Citation: Cury RG, Barbosa ER, Freitas C, Godoy LFS, Paiva, WS. Holmes tremor secondary to a stabbing lesion in the midbrain. Tremor Other Hyperkinet Mov. 2017; 7. doi: 10.7916/D8TF08ZT

*To whom correspondence should be addressed. E-mail: rubens_cury@usp.br

Editor: Elan D. Louis, Yale University, USA

Received: October 22, 2017 Accepted: November 9, 2017 Published: December 5, 2017

Copyright: © 2017 Cury et al. This is an open-access article distributed under the terms of the Creative Commons Attribution–Noncommercial–No Derivatives License, which permits the user to copy, distribute, and transmit the work provided that the original authors and source are credited; that no commercial use is made of the work; and that the work is not altered or transformed.

Funding: None.

Financial Disclosures: None.

Conflicts of Interest: The authors report no conflicts of interest.

Ethics Statement: This study was performed in accordance with the ethical standards detailed in the Declaration of Helsinki. The authors’ institutional ethics committee has approved this study and all patients have provided written informed consent.

Holmes tremor (HT) is a low-frequency (<4.5 Hz) and large-amplitude tremor that is usually present at rest and accentuated by action.1 The underlying pathophysiological mechanism that leads to HT involves different lesions affecting the brainstem that damage the ascending cerebellothalamic and dentate-rubro-olivary pathways, and nigrostriatal fiber tracts.2 HT is generally the result of lesion(s) such as stroke, trauma, and/or demyelinating diseases.1 Here, we describe the case of a patient who developed HT after a direct lesion of the midbrain, an etiology rarely reported in the literature.

A 31-year-old male was taken to the emergency department after being stabbed in the right eye. He was conscious but presented with left hemiparesis. The initial brain computed tomography was normal. A few days later, at discharge, the left hemiparesis had partially improved and he was able to walk, albeit with slight difficulty. Two months later he developed a tremor in his left arm at rest, which was exacerbated with posture and additionally worsened with action. Brain magnetic resonance imaging (MRI) revealed a right midbrain injury and the trajectory of the knife reaching the midbrain (Figure 1). He was treated with propranolol without an effective response. After the introduction of biperiden 6 mg/day the tremor improved, remaining stable for the next 3 months of follow-up.

######

Problem set =
1/ According to the case report, what treatment improved the patient's tremor?
2/ Continue the case report on Holmes tremor from its last sentence.
The data come from a different source than the case report.

######

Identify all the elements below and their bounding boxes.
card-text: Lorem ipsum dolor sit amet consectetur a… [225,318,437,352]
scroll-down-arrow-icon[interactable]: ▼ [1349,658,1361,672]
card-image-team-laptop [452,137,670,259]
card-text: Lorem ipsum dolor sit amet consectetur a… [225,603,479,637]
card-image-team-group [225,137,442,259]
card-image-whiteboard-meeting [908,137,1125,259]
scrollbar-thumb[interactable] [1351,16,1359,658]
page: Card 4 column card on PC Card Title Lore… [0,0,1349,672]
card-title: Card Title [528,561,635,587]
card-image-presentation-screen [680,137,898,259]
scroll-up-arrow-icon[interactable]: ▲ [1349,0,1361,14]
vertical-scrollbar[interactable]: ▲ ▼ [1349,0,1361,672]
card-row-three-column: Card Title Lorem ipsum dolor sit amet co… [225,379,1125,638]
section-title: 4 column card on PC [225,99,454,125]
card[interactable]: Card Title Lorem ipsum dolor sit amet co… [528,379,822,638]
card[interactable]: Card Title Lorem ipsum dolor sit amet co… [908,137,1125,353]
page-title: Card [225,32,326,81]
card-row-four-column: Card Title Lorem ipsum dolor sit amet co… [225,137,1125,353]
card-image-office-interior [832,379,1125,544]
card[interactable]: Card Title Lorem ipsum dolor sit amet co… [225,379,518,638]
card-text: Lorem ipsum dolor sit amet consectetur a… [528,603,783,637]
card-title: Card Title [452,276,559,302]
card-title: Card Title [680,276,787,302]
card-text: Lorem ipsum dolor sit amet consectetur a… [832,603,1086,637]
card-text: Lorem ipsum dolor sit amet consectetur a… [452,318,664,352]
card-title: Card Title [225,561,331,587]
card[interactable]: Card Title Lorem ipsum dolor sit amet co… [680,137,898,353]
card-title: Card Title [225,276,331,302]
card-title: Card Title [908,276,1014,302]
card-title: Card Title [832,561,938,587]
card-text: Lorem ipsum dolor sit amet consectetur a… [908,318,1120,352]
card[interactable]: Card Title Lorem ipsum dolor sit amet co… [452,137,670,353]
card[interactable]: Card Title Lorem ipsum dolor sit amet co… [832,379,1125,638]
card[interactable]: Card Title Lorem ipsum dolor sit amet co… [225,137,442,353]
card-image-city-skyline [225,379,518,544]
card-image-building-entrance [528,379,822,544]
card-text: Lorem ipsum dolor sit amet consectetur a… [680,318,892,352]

######

Answers to each task =
1/ Biperiden at 6 mg/day improved the tremor.

2/
Despite the rarity of this case, clinicians working with persons with brain injuries should be aware of this type of situation. The singularity of the report is also because this stabbing injury crossed the orbit, reaching directly to the midbrain, without affecting other important nearby structures.

A delayed onset between the lesion and the occurrence of tremor has been reported in the literature, as observed in the present case, and could be related to receptor sensitivity changes or axonal sprouting, which may lead to a rearrangement of the central pathways in the brain or to an aberrant neuronal reorganization, resulting in plasticity.2,3

Once established, post-traumatic HT rarely remits. Treatment is difficult and few cases respond well to primidone and propranolol. Interestingly, the present patient responded well to Biperiden, which is not the first-line therapy but occasionally anticholinergics may help.3 Finally, because of refractory symptoms and tremor severity in some cases, stereotaxic surgery may be contemplated. To date, there is no evidence whether the response of HT to treatment varies depending on the etiology or location and reporting such differences would contribute to the care of patients with this condition.


1. Alqwaifly M. Treatment responsive Holmes tremor: case report and literature review. Int J Health Sci 2016;10:558–562.

2. Raina GB, Cersosimo MG, Folgar SS, Giugni JC, Calandra C, Paviolo JP, et al. Holmes tremor: clinical description, lesion localization, and treatment in a series of 29 cases. Neurology 2016;86:931–938. doi: 10.1212/WNL.0000000000002440

3. Samie MR, Selhorst JB, Koller WC. Post-traumatic midbrain tremors. Neurology 1990;40:62–66. doi: 10.1212/WNL.40.1.62

Figure 1. Brain Magnetic Resonance Imaging. (A) Post-contrast volumetric T1 with sagittal oblique reformation showing the knife trajectory reaching the midbrain. (B) Axial T2 image showing the right midbrain lesion.